• **Provided records**
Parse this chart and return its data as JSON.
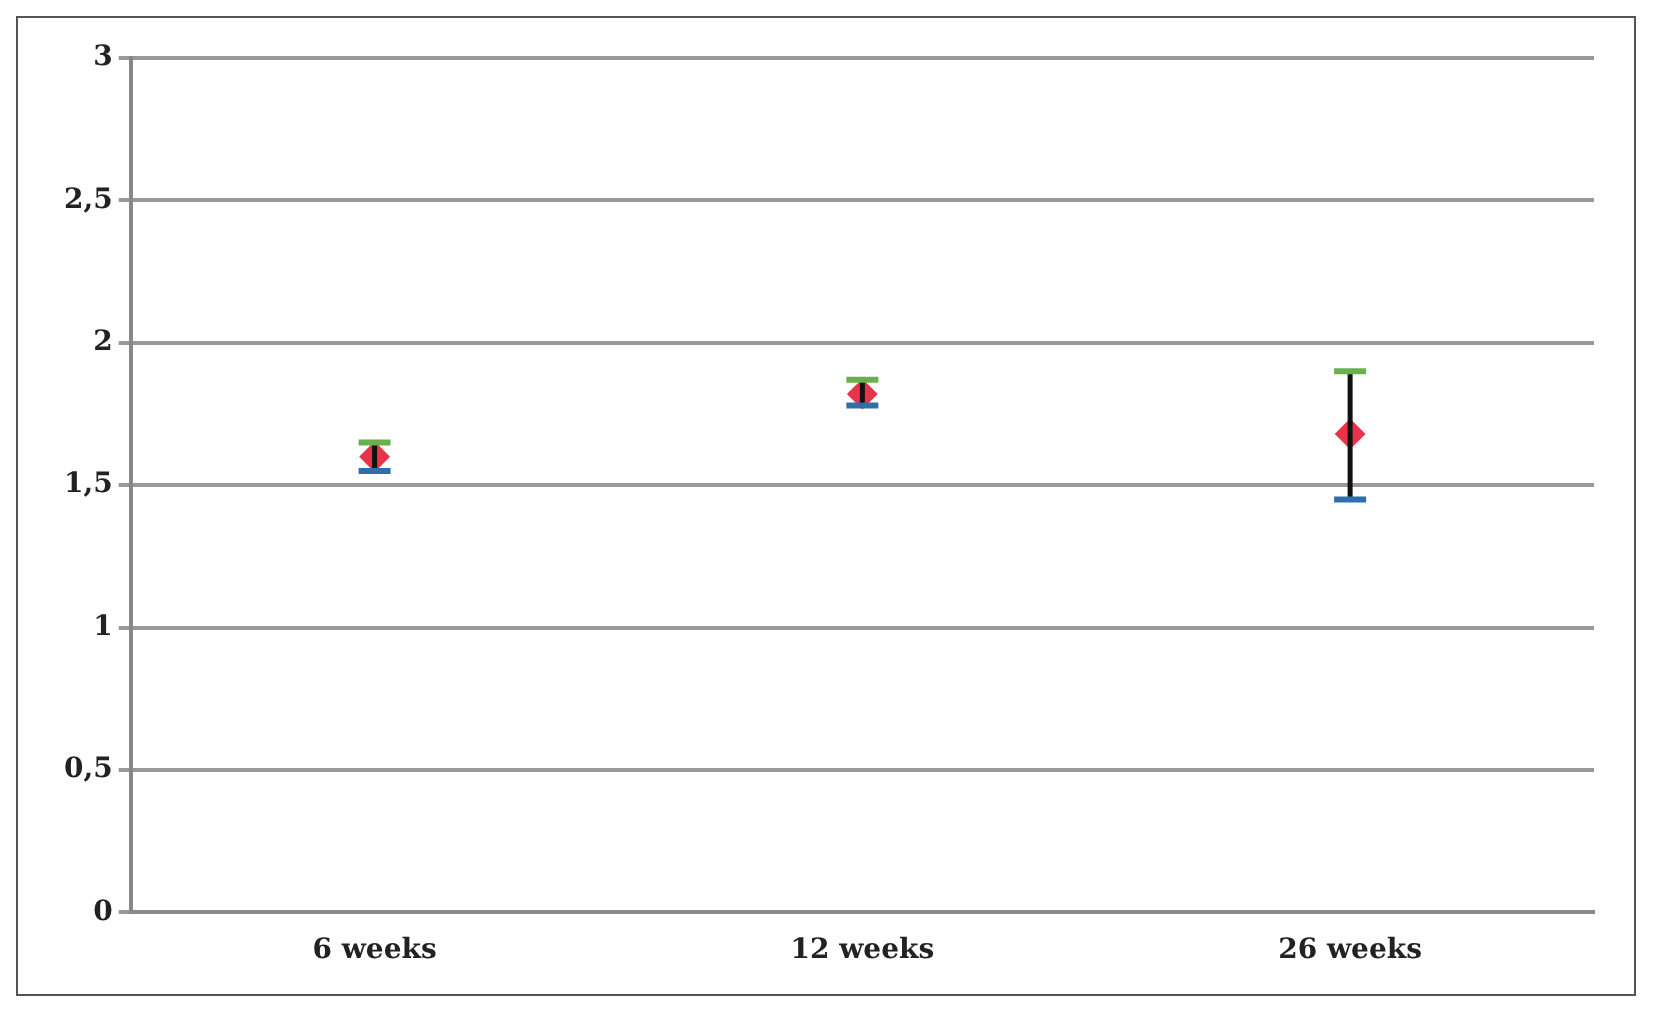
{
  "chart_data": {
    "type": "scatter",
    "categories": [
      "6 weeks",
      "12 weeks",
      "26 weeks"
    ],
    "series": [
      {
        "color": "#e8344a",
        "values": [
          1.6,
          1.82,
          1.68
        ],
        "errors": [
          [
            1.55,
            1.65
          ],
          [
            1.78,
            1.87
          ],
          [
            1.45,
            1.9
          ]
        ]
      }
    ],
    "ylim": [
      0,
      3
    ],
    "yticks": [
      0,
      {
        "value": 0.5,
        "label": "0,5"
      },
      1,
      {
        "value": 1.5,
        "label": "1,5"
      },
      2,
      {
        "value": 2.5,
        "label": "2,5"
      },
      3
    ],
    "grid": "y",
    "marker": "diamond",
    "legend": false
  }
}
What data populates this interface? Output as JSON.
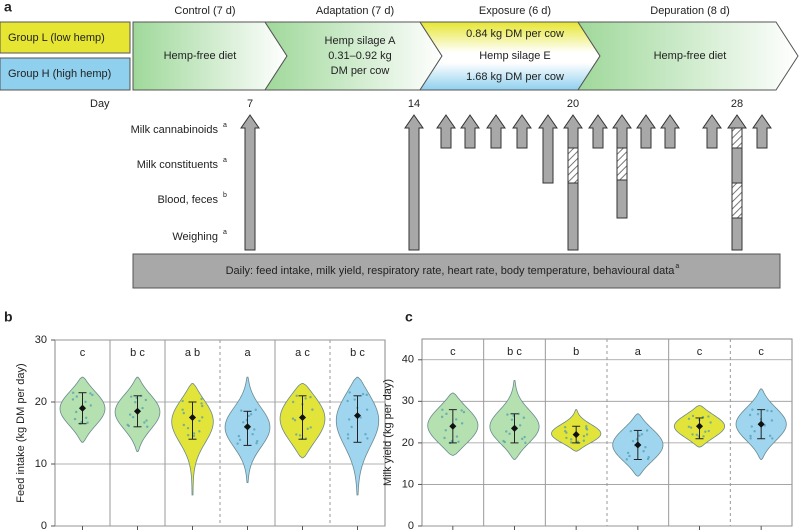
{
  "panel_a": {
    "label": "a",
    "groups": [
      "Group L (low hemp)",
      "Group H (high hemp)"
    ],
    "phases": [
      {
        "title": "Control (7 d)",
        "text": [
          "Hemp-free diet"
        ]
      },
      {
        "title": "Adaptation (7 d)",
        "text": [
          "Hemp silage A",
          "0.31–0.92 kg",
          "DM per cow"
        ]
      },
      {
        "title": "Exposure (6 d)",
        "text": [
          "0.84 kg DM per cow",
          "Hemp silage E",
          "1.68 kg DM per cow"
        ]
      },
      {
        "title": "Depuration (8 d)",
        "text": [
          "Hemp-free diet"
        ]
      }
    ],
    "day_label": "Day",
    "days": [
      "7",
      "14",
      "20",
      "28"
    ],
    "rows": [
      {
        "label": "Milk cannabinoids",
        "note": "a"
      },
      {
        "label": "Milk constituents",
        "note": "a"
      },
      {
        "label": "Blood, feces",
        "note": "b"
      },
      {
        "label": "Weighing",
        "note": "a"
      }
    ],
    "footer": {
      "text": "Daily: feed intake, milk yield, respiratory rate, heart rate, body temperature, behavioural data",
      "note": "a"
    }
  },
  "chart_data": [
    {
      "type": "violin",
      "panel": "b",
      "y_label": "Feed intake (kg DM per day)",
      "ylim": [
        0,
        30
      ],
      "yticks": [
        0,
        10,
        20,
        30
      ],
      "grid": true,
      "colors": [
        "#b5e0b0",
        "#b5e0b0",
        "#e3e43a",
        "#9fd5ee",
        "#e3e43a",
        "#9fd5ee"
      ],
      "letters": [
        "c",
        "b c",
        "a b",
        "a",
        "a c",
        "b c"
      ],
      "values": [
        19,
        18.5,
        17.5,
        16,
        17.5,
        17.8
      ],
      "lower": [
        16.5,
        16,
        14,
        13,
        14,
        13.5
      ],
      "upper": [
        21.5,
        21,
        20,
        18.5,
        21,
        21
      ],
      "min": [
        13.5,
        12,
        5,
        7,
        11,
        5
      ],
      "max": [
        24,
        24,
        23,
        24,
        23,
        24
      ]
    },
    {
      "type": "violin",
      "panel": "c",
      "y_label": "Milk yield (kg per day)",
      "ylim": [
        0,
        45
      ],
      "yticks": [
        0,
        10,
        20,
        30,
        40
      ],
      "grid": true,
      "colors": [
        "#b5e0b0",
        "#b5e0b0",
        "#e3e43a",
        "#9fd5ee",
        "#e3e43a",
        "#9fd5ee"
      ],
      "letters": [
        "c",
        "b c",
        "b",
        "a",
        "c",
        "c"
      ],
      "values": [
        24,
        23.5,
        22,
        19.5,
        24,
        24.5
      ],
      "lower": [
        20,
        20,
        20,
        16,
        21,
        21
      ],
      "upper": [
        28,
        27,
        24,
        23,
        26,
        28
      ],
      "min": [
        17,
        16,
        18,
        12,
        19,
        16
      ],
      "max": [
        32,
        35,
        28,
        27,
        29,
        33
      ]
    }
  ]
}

---

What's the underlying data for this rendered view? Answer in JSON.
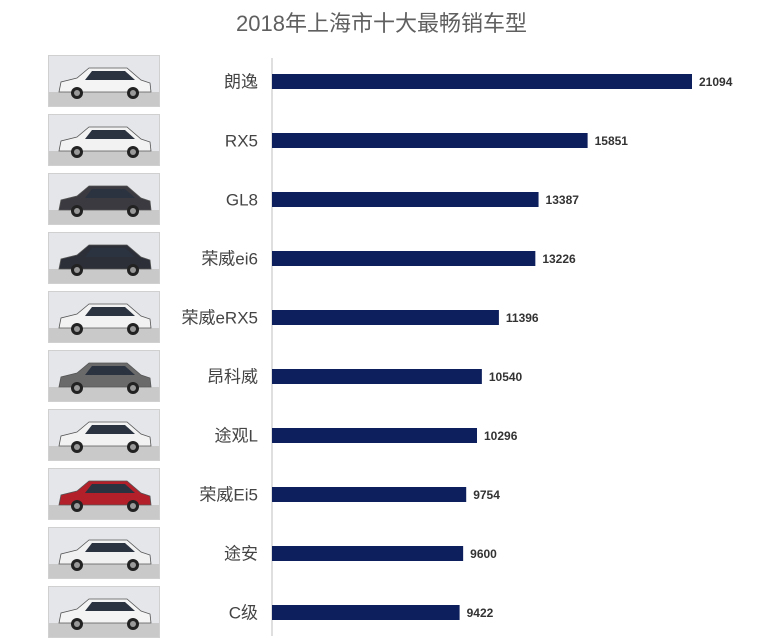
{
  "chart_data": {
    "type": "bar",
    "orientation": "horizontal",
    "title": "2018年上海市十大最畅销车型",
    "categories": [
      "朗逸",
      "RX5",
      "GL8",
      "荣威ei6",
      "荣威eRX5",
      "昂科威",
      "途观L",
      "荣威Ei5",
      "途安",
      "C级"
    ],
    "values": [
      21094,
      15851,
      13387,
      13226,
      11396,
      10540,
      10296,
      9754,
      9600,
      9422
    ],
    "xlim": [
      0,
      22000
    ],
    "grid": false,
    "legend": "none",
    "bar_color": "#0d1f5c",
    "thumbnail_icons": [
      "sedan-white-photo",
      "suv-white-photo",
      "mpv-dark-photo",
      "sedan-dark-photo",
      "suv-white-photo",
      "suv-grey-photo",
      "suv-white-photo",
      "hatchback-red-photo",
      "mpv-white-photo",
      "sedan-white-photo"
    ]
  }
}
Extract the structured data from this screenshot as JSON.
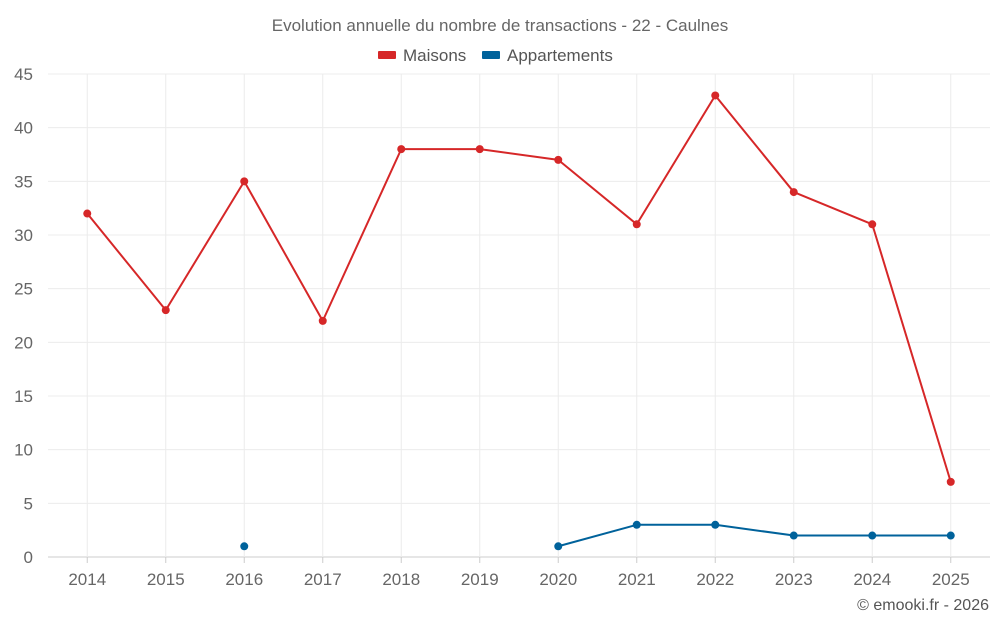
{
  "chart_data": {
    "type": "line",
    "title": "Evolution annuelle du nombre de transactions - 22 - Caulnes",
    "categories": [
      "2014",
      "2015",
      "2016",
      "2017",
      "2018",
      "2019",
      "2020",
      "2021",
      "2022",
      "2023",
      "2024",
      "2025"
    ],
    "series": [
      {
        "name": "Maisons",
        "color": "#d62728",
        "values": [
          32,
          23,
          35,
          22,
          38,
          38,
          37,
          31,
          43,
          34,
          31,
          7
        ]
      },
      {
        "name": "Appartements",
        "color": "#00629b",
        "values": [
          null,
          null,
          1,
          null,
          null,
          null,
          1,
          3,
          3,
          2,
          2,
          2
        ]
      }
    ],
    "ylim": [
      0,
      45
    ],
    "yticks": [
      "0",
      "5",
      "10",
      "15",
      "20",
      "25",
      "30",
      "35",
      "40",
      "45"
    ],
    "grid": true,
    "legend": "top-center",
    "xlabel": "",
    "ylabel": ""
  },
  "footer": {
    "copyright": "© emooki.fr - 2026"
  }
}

...

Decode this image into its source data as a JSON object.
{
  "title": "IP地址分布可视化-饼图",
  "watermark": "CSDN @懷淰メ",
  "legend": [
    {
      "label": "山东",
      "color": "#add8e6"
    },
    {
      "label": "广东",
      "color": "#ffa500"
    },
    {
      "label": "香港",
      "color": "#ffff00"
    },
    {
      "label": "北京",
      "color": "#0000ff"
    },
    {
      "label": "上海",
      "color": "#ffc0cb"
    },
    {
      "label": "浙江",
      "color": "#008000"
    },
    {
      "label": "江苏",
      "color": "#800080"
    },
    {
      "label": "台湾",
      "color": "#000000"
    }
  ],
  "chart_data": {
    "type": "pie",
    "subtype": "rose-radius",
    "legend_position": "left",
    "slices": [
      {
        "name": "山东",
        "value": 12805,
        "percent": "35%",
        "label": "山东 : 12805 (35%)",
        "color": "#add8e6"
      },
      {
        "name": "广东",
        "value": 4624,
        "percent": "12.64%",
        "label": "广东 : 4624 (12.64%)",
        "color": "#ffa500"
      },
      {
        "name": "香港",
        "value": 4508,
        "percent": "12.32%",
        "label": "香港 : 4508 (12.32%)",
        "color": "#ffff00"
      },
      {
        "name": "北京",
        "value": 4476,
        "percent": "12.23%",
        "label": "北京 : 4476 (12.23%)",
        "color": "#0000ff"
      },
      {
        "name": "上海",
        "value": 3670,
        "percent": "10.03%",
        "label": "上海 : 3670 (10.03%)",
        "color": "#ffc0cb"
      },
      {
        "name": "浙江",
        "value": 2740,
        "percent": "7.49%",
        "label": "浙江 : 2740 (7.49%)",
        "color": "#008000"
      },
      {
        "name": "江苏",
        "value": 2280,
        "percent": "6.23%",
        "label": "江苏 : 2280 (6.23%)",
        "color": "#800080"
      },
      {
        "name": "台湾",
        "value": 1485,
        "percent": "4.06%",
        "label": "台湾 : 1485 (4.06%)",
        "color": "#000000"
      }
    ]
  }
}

• **Written task**
Return, from the data, each line that has the word "percent" in it.

• **Response**
        "percent": "35%",
        "percent": "12.64%",
        "percent": "12.32%",
        "percent": "12.23%",
        "percent": "10.03%",
        "percent": "7.49%",
        "percent": "6.23%",
        "percent": "4.06%",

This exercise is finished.